*Objective*
Of the lines listed below, how many contain the string "Tweed"? Answer with the number alone.

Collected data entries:
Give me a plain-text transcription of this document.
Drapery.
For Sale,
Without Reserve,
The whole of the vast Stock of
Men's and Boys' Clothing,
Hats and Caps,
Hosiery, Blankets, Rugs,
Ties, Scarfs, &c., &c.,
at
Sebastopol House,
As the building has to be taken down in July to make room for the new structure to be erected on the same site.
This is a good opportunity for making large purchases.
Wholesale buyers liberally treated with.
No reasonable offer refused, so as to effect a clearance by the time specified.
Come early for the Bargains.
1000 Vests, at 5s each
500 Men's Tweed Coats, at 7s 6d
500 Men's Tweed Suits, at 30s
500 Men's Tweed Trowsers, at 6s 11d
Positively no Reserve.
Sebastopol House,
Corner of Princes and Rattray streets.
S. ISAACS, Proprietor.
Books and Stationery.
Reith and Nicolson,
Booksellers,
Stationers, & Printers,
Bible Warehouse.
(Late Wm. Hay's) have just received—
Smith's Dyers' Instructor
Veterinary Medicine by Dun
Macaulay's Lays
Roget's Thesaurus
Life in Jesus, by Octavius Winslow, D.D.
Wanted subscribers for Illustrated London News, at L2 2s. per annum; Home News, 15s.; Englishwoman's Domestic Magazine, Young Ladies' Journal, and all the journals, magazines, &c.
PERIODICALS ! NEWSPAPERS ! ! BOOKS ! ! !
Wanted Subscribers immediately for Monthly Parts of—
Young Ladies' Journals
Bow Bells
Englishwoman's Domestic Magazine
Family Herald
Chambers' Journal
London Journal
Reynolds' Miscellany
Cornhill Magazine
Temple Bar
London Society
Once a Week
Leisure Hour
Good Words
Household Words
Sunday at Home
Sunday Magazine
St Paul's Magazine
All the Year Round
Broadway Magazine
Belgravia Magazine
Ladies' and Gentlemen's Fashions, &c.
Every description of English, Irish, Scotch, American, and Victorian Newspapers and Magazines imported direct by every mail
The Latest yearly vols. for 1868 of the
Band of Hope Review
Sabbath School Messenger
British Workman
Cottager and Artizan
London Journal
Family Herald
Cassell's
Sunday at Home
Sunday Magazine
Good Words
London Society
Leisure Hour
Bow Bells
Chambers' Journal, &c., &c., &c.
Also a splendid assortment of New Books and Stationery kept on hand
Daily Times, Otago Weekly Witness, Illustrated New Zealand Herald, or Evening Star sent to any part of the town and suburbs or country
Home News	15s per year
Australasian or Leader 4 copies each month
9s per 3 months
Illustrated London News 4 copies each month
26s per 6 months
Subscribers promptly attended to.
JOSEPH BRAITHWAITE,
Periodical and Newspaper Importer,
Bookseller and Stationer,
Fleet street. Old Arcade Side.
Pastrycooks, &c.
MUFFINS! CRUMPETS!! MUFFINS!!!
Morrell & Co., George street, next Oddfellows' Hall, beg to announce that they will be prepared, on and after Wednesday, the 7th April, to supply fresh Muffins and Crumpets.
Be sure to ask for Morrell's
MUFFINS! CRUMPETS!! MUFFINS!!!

*The output*
3